- [EXERCISE] Lines containing the word "growth" should be extracted in full.

- [DATA FOR THIS EXERCISE]
-- start --
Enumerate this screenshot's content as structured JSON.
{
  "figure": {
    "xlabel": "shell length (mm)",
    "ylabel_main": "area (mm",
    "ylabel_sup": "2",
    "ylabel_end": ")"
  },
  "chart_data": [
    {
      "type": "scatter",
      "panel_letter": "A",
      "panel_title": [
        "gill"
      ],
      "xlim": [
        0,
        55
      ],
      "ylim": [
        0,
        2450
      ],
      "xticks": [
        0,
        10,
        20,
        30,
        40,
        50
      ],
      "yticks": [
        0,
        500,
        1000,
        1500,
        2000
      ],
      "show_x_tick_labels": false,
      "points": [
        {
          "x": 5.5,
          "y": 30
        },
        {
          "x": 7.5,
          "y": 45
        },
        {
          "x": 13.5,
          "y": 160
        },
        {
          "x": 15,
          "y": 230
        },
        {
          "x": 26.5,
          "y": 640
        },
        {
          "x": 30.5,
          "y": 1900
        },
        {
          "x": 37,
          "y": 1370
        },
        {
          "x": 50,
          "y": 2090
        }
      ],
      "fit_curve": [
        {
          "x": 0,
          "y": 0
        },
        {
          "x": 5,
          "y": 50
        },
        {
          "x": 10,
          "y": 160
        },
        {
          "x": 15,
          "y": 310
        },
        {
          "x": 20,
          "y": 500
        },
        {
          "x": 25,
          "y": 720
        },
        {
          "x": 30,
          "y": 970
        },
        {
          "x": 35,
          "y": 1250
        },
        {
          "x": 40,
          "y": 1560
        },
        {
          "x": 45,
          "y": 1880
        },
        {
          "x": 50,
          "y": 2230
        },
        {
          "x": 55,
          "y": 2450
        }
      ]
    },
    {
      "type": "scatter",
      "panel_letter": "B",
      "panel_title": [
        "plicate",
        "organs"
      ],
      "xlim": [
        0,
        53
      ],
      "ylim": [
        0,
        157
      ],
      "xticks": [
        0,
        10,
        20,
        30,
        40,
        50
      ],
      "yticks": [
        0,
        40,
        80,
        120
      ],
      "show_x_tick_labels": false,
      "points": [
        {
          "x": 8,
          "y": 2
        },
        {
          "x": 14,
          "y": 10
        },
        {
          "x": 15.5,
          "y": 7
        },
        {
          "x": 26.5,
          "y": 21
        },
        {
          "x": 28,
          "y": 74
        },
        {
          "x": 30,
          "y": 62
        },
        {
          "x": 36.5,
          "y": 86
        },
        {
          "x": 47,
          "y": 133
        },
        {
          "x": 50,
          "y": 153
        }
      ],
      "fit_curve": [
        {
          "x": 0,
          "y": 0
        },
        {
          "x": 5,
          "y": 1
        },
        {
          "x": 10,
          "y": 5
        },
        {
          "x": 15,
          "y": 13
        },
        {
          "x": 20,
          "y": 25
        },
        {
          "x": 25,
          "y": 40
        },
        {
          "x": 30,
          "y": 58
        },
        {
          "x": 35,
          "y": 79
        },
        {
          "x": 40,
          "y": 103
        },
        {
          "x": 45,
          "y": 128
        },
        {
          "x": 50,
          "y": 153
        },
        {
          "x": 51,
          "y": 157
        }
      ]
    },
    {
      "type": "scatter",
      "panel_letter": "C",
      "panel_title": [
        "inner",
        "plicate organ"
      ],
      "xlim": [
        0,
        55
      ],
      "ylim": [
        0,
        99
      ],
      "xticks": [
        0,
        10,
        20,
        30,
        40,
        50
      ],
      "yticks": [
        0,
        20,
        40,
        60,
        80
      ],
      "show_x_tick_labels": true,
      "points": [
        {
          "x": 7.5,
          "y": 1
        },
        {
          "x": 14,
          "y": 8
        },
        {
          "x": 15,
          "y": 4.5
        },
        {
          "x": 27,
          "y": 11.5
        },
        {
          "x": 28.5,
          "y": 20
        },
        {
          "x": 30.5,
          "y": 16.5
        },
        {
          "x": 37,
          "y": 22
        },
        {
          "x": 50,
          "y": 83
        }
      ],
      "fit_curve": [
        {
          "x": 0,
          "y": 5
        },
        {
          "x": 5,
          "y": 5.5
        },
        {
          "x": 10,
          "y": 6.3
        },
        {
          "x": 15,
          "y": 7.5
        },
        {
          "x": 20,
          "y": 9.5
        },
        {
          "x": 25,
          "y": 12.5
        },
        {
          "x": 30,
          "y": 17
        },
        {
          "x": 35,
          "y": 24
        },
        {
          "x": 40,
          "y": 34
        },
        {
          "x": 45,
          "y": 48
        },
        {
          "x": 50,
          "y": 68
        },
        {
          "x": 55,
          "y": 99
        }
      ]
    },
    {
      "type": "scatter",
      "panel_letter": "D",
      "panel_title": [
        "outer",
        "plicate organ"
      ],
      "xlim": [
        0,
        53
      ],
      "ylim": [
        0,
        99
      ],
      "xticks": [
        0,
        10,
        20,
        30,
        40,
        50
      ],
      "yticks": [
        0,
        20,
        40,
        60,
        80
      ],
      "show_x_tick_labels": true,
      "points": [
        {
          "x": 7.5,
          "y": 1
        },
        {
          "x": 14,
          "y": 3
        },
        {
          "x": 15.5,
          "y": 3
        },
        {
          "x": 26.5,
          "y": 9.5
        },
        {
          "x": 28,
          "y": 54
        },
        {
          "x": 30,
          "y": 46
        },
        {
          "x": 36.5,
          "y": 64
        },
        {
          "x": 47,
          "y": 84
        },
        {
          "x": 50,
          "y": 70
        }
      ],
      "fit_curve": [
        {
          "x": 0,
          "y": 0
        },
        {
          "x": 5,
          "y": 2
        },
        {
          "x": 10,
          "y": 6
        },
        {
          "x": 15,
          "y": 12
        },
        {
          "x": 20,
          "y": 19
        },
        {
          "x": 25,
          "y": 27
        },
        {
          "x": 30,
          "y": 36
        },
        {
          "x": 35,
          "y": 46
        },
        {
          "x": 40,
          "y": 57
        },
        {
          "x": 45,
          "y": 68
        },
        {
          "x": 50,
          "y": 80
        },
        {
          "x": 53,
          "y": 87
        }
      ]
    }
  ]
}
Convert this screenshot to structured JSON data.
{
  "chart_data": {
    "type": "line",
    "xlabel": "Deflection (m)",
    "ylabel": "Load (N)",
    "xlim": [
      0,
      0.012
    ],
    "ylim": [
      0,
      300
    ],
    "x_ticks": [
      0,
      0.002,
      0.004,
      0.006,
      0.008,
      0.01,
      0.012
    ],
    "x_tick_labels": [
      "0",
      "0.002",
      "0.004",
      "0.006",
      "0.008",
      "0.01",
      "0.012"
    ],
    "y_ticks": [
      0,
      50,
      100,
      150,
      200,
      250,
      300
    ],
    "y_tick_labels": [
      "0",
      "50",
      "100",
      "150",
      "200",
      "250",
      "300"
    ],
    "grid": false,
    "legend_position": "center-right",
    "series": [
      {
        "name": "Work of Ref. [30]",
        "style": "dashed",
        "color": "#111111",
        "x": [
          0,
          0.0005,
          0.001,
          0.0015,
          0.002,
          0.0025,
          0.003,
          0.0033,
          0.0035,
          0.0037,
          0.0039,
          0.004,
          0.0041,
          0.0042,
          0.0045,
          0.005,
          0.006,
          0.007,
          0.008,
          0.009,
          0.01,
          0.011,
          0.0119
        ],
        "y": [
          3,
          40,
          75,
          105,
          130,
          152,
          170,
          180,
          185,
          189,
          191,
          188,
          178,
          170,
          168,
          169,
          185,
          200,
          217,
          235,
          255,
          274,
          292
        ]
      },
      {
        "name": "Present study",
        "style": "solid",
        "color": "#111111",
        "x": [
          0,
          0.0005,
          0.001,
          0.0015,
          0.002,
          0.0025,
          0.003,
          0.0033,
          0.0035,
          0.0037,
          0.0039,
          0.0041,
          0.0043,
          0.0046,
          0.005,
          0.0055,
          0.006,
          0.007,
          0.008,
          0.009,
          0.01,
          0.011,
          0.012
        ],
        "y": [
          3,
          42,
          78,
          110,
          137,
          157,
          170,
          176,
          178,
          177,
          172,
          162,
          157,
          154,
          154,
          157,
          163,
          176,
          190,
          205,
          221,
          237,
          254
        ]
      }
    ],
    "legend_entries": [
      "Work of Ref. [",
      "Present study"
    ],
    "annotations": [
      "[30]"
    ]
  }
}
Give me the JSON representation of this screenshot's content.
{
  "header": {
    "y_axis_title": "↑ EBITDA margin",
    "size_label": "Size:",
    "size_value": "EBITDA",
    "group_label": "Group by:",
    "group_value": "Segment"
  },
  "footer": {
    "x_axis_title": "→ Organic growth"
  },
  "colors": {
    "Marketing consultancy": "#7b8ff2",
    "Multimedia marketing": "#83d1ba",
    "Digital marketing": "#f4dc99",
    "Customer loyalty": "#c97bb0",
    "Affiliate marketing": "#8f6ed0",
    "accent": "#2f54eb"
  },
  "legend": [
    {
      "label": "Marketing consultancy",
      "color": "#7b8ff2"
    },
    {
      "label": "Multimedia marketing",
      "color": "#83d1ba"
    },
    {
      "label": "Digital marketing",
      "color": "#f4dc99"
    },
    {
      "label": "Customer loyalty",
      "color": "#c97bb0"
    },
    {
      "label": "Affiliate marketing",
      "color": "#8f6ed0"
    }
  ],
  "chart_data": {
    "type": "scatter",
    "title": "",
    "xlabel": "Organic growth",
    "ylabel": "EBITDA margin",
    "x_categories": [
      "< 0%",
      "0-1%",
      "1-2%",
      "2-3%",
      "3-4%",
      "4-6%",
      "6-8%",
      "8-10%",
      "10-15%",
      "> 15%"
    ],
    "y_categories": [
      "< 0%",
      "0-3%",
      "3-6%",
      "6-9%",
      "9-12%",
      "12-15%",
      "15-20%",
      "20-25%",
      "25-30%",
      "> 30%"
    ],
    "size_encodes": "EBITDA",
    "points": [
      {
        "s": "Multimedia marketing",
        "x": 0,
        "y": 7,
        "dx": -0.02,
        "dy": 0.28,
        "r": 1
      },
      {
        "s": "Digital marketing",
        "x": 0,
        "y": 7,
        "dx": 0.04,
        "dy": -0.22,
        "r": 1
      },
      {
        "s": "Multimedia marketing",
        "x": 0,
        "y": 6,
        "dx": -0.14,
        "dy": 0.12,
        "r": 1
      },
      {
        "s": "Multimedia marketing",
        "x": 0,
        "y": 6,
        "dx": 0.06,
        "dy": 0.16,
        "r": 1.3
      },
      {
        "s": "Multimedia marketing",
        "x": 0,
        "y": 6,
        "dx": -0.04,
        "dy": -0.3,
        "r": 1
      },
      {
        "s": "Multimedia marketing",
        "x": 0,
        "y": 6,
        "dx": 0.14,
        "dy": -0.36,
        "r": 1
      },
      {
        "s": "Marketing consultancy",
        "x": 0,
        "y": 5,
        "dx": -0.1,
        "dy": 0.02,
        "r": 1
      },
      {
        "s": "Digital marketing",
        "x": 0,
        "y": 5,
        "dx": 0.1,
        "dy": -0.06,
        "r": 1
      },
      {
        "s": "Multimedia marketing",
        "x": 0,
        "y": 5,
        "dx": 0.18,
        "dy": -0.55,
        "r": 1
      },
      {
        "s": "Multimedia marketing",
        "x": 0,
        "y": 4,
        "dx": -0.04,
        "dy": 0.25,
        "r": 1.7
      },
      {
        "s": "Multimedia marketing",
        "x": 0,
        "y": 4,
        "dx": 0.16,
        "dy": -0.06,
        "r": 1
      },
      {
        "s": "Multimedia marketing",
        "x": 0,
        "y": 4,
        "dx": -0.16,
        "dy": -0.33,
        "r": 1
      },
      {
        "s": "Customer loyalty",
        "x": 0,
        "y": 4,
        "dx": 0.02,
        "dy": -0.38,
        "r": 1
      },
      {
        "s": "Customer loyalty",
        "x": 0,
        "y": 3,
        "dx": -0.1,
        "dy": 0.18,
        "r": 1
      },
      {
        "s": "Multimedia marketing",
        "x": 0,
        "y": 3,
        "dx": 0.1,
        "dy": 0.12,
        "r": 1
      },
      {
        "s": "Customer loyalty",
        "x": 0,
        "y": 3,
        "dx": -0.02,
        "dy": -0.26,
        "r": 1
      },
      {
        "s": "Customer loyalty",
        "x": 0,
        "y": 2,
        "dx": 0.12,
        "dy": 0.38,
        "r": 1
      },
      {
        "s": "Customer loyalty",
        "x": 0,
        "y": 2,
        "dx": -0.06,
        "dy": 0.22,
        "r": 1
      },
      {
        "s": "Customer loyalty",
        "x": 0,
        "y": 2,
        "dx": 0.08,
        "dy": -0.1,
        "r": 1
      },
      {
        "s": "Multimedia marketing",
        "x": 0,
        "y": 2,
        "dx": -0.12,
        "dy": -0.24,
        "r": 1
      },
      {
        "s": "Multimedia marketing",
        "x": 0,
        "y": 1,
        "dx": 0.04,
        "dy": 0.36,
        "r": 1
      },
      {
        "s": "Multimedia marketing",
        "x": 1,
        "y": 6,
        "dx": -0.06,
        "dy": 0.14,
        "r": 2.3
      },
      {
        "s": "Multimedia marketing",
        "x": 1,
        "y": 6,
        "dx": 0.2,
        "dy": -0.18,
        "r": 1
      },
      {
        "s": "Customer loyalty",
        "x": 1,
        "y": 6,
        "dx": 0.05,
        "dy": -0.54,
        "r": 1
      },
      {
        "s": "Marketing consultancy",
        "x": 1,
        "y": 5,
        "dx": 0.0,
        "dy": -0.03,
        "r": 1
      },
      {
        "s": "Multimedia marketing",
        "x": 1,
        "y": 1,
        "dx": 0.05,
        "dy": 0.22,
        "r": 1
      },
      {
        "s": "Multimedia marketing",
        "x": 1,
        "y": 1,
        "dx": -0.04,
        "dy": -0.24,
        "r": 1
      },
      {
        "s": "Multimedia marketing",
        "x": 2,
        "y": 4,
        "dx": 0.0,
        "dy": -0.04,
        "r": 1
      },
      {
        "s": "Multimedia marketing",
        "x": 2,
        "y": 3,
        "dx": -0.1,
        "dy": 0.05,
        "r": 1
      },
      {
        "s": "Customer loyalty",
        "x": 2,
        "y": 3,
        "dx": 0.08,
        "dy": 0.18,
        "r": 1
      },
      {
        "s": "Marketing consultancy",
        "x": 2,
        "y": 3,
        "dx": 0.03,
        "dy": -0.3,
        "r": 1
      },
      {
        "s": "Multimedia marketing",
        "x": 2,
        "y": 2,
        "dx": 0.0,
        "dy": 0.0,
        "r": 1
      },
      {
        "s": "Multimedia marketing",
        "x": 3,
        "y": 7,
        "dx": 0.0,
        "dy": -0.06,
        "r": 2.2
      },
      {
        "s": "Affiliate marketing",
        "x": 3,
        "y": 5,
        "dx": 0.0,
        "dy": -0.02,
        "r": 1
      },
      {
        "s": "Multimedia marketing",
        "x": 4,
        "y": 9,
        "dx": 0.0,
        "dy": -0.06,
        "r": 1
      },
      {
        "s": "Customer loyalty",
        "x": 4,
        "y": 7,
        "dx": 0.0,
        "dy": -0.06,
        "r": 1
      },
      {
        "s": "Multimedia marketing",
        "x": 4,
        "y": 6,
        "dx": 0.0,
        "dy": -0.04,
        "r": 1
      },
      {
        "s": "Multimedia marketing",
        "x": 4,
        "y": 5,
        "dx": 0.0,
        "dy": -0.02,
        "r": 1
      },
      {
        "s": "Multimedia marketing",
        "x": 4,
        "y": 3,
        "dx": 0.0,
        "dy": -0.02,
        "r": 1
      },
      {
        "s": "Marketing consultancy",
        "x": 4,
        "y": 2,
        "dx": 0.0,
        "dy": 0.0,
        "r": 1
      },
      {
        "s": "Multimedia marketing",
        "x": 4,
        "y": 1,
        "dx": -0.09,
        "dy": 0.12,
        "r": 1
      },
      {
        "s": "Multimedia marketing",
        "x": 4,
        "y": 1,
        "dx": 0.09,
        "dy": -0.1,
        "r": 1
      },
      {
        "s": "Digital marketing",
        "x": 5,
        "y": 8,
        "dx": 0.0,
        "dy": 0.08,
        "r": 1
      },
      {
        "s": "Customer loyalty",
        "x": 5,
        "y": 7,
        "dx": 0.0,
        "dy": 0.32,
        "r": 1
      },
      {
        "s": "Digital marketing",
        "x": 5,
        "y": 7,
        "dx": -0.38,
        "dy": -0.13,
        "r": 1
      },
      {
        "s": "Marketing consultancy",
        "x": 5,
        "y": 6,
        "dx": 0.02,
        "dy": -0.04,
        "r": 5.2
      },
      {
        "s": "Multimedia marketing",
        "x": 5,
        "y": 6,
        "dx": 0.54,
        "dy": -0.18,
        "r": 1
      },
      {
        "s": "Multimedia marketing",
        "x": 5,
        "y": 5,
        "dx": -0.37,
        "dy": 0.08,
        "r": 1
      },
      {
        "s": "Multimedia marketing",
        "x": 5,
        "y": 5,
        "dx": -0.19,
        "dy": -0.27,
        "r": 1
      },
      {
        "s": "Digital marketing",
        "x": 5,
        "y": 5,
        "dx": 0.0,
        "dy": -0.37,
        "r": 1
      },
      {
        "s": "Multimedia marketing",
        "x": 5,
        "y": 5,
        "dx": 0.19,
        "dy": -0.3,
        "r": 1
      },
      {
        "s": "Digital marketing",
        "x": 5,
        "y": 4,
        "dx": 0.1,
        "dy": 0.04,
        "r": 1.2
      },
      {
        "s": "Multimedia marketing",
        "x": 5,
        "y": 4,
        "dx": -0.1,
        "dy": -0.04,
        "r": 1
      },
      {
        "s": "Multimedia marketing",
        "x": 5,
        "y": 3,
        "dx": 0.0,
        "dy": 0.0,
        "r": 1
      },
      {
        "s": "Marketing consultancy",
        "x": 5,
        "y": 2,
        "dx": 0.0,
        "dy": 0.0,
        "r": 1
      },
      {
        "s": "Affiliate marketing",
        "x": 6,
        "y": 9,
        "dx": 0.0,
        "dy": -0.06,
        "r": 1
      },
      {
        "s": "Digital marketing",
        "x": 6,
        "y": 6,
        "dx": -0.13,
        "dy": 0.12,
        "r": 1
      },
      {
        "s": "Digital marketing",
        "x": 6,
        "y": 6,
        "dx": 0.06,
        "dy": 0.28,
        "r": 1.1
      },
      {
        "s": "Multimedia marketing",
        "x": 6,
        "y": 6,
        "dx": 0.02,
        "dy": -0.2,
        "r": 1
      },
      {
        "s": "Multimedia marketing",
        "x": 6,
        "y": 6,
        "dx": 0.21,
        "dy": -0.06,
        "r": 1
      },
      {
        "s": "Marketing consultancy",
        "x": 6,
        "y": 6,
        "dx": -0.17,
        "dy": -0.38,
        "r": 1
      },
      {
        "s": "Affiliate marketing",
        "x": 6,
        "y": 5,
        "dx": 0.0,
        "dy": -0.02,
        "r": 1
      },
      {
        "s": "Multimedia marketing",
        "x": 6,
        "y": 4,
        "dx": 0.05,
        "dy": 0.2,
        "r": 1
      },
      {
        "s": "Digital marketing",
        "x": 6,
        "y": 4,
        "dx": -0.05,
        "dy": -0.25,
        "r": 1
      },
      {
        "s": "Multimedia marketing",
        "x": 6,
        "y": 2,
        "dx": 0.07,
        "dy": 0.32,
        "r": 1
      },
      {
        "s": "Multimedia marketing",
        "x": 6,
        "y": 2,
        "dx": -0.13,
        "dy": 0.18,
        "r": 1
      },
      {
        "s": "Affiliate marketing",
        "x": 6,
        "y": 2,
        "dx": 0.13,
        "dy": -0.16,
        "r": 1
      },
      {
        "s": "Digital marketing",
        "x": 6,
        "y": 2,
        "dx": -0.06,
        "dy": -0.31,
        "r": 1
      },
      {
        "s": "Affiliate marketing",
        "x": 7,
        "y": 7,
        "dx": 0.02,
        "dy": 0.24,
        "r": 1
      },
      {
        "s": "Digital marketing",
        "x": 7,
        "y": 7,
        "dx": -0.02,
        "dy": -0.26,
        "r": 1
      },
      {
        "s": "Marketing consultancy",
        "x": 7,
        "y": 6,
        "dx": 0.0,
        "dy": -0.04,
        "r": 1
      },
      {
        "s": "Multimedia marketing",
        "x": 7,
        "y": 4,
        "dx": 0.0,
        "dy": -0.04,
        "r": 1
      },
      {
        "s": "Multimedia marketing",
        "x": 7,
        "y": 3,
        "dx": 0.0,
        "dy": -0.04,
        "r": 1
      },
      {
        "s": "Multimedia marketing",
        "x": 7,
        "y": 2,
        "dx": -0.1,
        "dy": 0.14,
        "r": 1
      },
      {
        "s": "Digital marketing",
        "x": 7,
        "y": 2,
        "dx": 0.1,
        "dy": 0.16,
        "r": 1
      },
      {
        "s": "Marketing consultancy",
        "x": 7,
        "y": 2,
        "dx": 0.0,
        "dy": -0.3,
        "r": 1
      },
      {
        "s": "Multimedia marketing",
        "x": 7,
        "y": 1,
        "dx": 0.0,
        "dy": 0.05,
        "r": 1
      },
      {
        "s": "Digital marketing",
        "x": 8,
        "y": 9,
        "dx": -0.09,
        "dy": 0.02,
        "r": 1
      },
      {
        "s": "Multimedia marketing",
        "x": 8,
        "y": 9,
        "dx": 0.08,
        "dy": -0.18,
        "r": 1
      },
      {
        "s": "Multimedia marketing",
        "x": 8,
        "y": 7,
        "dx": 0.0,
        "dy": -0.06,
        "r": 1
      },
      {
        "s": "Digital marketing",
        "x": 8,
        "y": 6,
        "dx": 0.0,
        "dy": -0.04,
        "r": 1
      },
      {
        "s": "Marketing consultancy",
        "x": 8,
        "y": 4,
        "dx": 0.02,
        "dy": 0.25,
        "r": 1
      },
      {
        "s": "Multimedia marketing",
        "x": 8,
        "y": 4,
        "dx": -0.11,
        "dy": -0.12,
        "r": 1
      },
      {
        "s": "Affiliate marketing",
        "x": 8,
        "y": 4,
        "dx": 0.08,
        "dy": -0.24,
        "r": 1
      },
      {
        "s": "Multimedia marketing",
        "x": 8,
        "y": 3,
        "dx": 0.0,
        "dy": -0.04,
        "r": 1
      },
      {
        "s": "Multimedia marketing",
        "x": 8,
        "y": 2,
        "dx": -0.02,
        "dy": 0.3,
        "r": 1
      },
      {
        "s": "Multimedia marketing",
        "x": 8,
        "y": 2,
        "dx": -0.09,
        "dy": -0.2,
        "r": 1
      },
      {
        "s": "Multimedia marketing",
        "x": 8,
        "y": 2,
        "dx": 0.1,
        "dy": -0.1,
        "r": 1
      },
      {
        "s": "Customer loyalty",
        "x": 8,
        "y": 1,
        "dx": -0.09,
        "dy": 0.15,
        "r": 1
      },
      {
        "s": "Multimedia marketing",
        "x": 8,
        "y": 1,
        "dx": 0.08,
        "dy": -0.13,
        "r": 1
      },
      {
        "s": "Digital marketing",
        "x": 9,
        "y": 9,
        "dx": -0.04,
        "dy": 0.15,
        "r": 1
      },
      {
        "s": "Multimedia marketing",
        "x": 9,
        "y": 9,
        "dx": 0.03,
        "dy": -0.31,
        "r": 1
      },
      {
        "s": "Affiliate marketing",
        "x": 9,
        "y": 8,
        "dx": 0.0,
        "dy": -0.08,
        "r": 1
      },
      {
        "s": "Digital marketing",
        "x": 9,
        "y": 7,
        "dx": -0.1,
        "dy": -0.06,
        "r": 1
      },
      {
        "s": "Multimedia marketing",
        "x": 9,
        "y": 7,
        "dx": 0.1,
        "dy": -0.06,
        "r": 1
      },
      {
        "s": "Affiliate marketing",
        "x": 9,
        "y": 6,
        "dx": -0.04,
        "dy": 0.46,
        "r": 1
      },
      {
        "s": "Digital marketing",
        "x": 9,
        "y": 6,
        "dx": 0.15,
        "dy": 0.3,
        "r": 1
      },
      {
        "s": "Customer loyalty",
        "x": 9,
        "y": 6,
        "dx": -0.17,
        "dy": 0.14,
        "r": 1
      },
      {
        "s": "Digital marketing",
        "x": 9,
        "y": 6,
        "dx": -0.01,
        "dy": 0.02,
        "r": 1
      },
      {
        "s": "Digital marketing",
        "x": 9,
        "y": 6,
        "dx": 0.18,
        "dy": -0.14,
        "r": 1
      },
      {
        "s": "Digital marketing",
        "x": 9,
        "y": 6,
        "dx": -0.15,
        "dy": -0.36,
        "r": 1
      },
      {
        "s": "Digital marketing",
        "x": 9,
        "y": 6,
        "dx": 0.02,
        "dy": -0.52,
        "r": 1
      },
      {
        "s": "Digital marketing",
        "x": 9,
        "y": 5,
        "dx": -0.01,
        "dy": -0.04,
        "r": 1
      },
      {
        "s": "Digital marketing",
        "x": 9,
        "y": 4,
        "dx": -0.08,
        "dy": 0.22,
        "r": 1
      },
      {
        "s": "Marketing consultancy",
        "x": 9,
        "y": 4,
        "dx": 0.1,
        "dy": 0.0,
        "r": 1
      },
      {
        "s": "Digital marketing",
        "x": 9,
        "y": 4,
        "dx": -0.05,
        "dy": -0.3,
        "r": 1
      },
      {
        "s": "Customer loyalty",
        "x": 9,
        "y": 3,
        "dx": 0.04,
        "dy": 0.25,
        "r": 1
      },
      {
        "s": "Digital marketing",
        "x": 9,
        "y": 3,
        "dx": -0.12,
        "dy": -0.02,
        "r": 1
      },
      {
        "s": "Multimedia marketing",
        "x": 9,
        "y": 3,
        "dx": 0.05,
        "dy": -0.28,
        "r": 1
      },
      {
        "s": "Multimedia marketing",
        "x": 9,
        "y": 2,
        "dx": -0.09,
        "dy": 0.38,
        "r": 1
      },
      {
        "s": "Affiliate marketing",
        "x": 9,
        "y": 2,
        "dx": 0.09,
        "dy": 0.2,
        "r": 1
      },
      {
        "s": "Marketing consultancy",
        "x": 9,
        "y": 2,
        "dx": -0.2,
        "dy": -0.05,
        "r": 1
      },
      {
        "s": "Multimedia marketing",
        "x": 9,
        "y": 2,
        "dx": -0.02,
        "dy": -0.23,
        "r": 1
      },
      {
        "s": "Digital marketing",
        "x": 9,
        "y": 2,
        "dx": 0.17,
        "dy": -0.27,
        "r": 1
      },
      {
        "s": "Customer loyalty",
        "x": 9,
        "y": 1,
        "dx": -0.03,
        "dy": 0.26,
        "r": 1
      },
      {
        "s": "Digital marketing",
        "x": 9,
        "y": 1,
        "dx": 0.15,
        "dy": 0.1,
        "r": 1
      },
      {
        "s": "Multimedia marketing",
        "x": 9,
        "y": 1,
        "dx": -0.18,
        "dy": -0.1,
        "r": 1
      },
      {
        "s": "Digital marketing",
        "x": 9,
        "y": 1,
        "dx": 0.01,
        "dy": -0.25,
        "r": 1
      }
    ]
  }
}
-- end --
- [OUTPUT OF THE TASK]
    "x_axis_title": "→ Organic growth"
    "xlabel": "Organic growth",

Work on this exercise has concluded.